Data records

########################################

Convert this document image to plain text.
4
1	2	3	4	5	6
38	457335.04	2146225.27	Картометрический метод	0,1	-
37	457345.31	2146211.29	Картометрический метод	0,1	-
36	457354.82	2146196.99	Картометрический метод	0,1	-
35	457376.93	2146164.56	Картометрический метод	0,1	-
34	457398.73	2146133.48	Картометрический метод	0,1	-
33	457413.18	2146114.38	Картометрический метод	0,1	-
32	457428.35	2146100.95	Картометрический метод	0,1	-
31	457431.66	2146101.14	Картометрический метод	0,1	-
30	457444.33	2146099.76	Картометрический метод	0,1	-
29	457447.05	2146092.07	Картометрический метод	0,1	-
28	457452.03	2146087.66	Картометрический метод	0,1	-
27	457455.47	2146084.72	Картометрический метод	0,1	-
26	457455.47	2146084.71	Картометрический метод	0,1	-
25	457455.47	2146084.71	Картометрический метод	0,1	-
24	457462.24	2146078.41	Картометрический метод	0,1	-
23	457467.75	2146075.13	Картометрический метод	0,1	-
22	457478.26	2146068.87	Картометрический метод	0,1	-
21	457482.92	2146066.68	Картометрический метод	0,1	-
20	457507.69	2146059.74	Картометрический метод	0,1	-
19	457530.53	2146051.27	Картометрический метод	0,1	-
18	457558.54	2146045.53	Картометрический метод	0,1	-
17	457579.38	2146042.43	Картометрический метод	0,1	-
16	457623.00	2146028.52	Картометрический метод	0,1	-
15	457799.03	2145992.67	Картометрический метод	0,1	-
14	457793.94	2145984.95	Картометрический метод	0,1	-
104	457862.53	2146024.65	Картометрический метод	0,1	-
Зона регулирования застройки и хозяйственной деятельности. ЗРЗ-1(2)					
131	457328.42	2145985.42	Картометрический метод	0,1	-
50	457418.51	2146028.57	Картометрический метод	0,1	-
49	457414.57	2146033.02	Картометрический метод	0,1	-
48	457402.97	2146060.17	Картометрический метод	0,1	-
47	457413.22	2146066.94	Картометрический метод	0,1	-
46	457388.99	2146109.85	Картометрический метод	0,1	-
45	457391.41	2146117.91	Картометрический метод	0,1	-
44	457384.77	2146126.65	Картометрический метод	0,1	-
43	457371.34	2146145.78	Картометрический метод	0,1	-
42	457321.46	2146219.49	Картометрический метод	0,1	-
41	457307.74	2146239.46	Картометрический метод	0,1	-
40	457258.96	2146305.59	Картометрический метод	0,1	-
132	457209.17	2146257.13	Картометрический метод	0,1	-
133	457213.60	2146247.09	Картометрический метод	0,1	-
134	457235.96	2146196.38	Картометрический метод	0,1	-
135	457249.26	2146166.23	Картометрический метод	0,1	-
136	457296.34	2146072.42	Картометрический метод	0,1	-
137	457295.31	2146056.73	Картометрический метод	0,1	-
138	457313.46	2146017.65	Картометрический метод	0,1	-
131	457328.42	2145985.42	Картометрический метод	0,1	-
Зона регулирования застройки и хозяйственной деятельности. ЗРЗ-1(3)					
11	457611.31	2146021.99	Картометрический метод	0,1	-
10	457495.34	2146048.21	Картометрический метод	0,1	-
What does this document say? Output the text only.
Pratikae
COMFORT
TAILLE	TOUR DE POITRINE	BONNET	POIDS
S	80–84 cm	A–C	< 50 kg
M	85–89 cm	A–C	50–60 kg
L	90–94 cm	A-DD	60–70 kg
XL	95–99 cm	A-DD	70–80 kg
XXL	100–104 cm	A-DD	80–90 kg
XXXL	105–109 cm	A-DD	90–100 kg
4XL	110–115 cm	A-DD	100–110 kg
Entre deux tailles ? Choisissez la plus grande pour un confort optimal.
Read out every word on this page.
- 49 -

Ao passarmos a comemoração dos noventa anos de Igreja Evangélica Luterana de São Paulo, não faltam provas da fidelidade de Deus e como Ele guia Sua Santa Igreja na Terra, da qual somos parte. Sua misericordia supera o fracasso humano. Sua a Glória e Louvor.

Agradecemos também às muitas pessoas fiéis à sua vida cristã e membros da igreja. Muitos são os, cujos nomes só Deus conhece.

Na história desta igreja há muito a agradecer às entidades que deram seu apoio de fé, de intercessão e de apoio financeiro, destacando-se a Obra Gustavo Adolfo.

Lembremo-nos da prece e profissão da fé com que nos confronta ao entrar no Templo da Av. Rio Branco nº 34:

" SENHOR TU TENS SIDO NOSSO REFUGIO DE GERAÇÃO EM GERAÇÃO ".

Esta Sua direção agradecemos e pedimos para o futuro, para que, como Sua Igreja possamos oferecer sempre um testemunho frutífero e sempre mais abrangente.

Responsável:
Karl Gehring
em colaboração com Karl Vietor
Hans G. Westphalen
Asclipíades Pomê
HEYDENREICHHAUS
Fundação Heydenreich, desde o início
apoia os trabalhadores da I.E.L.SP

########################################

▶ To be done
Print every record exactly as it was given.

▶ Output
Convert this document image to plain text.
4
1	2	3	4	5	6
38	457335.04	2146225.27	Картометрический метод	0,1	-
37	457345.31	2146211.29	Картометрический метод	0,1	-
36	457354.82	2146196.99	Картометрический метод	0,1	-
35	457376.93	2146164.56	Картометрический метод	0,1	-
34	457398.73	2146133.48	Картометрический метод	0,1	-
33	457413.18	2146114.38	Картометрический метод	0,1	-
32	457428.35	2146100.95	Картометрический метод	0,1	-
31	457431.66	2146101.14	Картометрический метод	0,1	-
30	457444.33	2146099.76	Картометрический метод	0,1	-
29	457447.05	2146092.07	Картометрический метод	0,1	-
28	457452.03	2146087.66	Картометрический метод	0,1	-
27	457455.47	2146084.72	Картометрический метод	0,1	-
26	457455.47	2146084.71	Картометрический метод	0,1	-
25	457455.47	2146084.71	Картометрический метод	0,1	-
24	457462.24	2146078.41	Картометрический метод	0,1	-
23	457467.75	2146075.13	Картометрический метод	0,1	-
22	457478.26	2146068.87	Картометрический метод	0,1	-
21	457482.92	2146066.68	Картометрический метод	0,1	-
20	457507.69	2146059.74	Картометрический метод	0,1	-
19	457530.53	2146051.27	Картометрический метод	0,1	-
18	457558.54	2146045.53	Картометрический метод	0,1	-
17	457579.38	2146042.43	Картометрический метод	0,1	-
16	457623.00	2146028.52	Картометрический метод	0,1	-
15	457799.03	2145992.67	Картометрический метод	0,1	-
14	457793.94	2145984.95	Картометрический метод	0,1	-
104	457862.53	2146024.65	Картометрический метод	0,1	-
Зона регулирования застройки и хозяйственной деятельности. ЗРЗ-1(2)					
131	457328.42	2145985.42	Картометрический метод	0,1	-
50	457418.51	2146028.57	Картометрический метод	0,1	-
49	457414.57	2146033.02	Картометрический метод	0,1	-
48	457402.97	2146060.17	Картометрический метод	0,1	-
47	457413.22	2146066.94	Картометрический метод	0,1	-
46	457388.99	2146109.85	Картометрический метод	0,1	-
45	457391.41	2146117.91	Картометрический метод	0,1	-
44	457384.77	2146126.65	Картометрический метод	0,1	-
43	457371.34	2146145.78	Картометрический метод	0,1	-
42	457321.46	2146219.49	Картометрический метод	0,1	-
41	457307.74	2146239.46	Картометрический метод	0,1	-
40	457258.96	2146305.59	Картометрический метод	0,1	-
132	457209.17	2146257.13	Картометрический метод	0,1	-
133	457213.60	2146247.09	Картометрический метод	0,1	-
134	457235.96	2146196.38	Картометрический метод	0,1	-
135	457249.26	2146166.23	Картометрический метод	0,1	-
136	457296.34	2146072.42	Картометрический метод	0,1	-
137	457295.31	2146056.73	Картометрический метод	0,1	-
138	457313.46	2146017.65	Картометрический метод	0,1	-
131	457328.42	2145985.42	Картометрический метод	0,1	-
Зона регулирования застройки и хозяйственной деятельности. ЗРЗ-1(3)					
11	457611.31	2146021.99	Картометрический метод	0,1	-
10	457495.34	2146048.21	Картометрический метод	0,1	-
What does this document say? Output the text only.
Pratikae
COMFORT
TAILLE	TOUR DE POITRINE	BONNET	POIDS
S	80–84 cm	A–C	< 50 kg
M	85–89 cm	A–C	50–60 kg
L	90–94 cm	A-DD	60–70 kg
XL	95–99 cm	A-DD	70–80 kg
XXL	100–104 cm	A-DD	80–90 kg
XXXL	105–109 cm	A-DD	90–100 kg
4XL	110–115 cm	A-DD	100–110 kg
Entre deux tailles ? Choisissez la plus grande pour un confort optimal.
Read out every word on this page.
- 49 -

Ao passarmos a comemoração dos noventa anos de Igreja Evangélica Luterana de São Paulo, não faltam provas da fidelidade de Deus e como Ele guia Sua Santa Igreja na Terra, da qual somos parte. Sua misericordia supera o fracasso humano. Sua a Glória e Louvor.

Agradecemos também às muitas pessoas fiéis à sua vida cristã e membros da igreja. Muitos são os, cujos nomes só Deus conhece.

Na história desta igreja há muito a agradecer às entidades que deram seu apoio de fé, de intercessão e de apoio financeiro, destacando-se a Obra Gustavo Adolfo.

Lembremo-nos da prece e profissão da fé com que nos confronta ao entrar no Templo da Av. Rio Branco nº 34:

" SENHOR TU TENS SIDO NOSSO REFUGIO DE GERAÇÃO EM GERAÇÃO ".

Esta Sua direção agradecemos e pedimos para o futuro, para que, como Sua Igreja possamos oferecer sempre um testemunho frutífero e sempre mais abrangente.

Responsável:
Karl Gehring
em colaboração com Karl Vietor
Hans G. Westphalen
Asclipíades Pomê
HEYDENREICHHAUS
Fundação Heydenreich, desde o início
apoia os trabalhadores da I.E.L.SP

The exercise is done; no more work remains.